─── DATA LINES ───

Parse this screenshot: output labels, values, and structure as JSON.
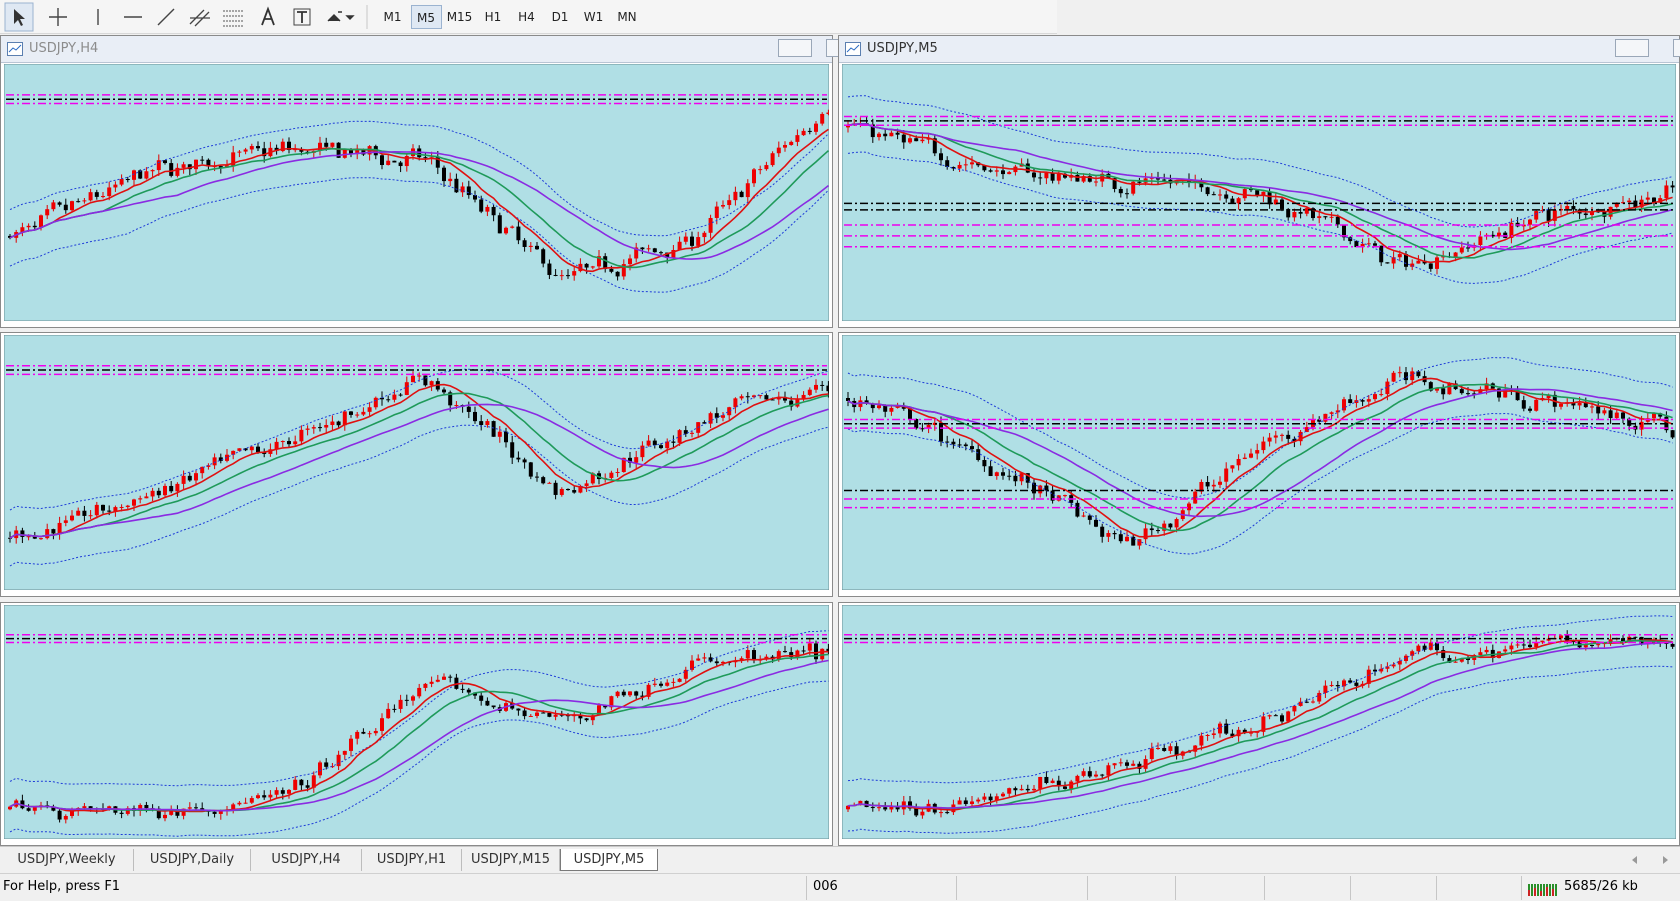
{
  "toolbar": {
    "timeframes": [
      "M1",
      "M5",
      "M15",
      "H1",
      "H4",
      "D1",
      "W1",
      "MN"
    ],
    "active_index": 1
  },
  "windows": [
    {
      "title": "USDJPY,H4"
    },
    {
      "title": "USDJPY,M5"
    }
  ],
  "tabs": [
    "USDJPY,Weekly",
    "USDJPY,Daily",
    "USDJPY,H4",
    "USDJPY,H1",
    "USDJPY,M15",
    "USDJPY,M5"
  ],
  "active_tab": 5,
  "status": {
    "help": "For Help, press F1",
    "code": "006",
    "traffic": "5685/26 kb"
  }
}
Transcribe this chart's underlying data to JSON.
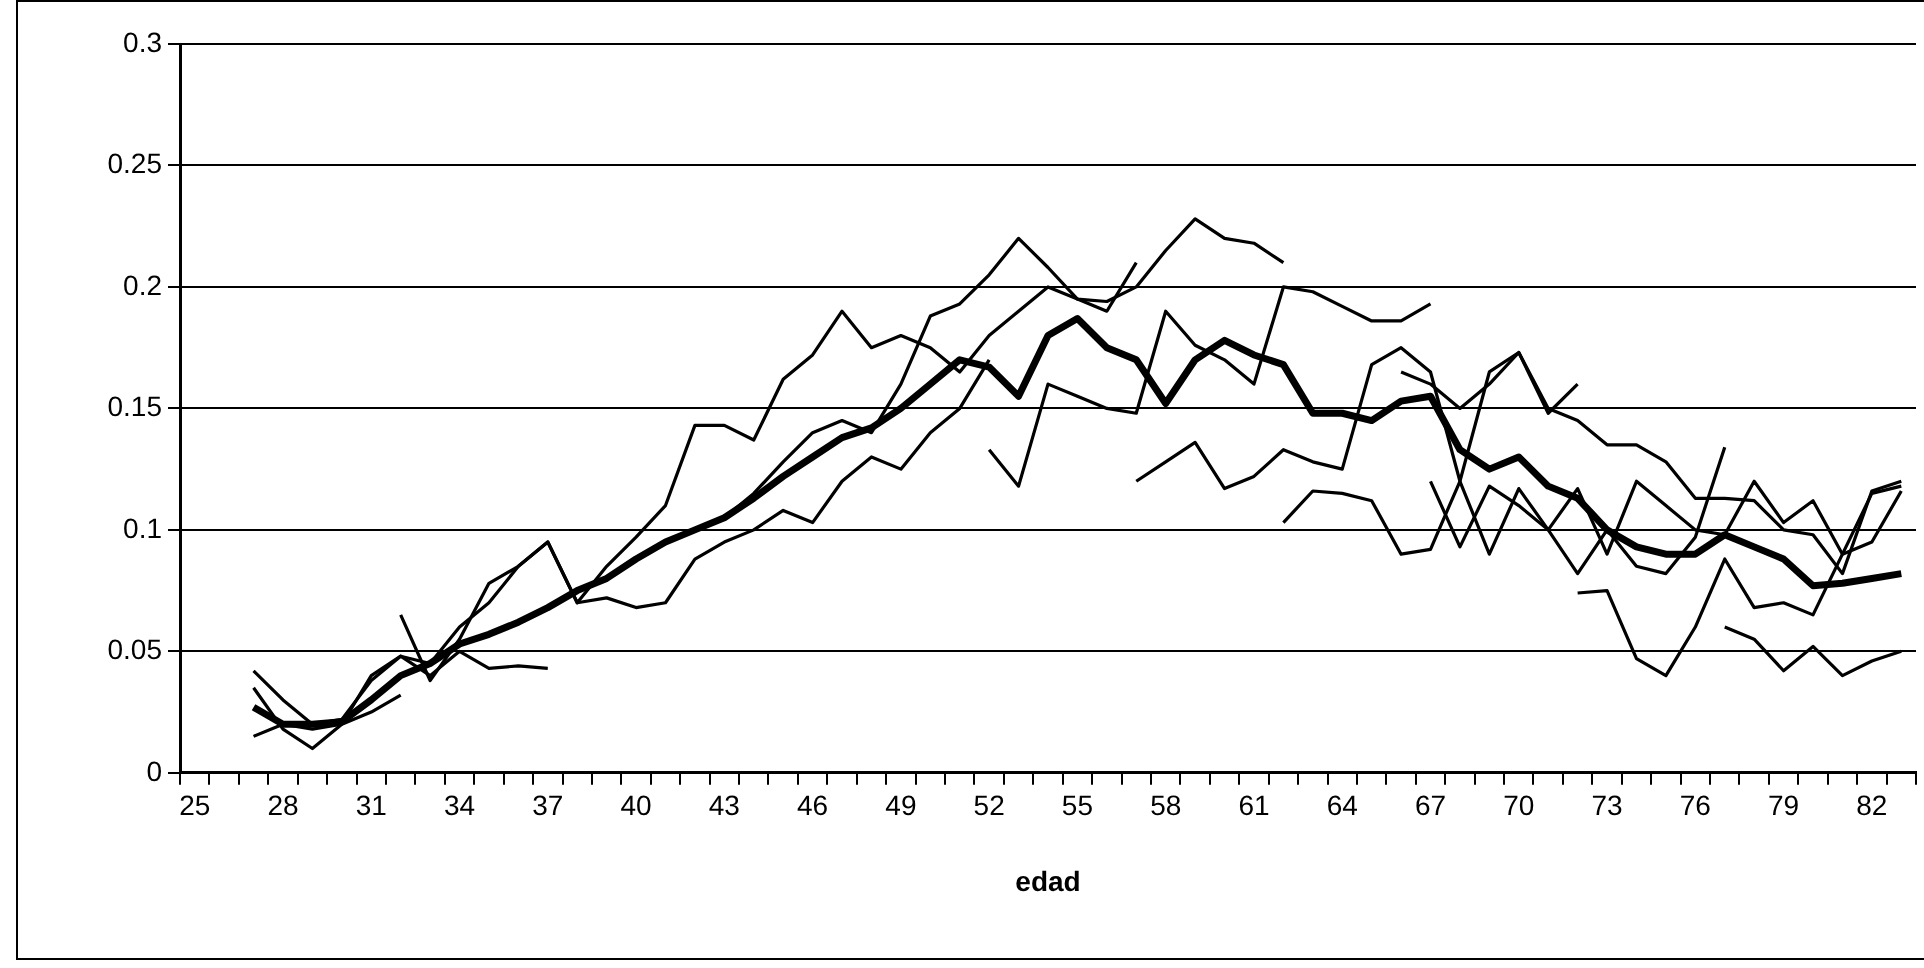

───

**AIM**. Quote all the lines above exactly as given. Do not include the pictures.

**SOLUTION TO THE EXERCISE**.
Parse this screenshot: output labels, values, and structure as JSON.
{
  "toolbar": {
    "timeframes": [
      "M1",
      "M5",
      "M15",
      "H1",
      "H4",
      "D1",
      "W1",
      "MN"
    ],
    "active_index": 1
  },
  "windows": [
    {
      "title": "USDJPY,H4"
    },
    {
      "title": "USDJPY,M5"
    }
  ],
  "tabs": [
    "USDJPY,Weekly",
    "USDJPY,Daily",
    "USDJPY,H4",
    "USDJPY,H1",
    "USDJPY,M15",
    "USDJPY,M5"
  ],
  "active_tab": 5,
  "status": {
    "help": "For Help, press F1",
    "code": "006",
    "traffic": "5685/26 kb"
  }
}
Transcribe this chart's underlying data to JSON.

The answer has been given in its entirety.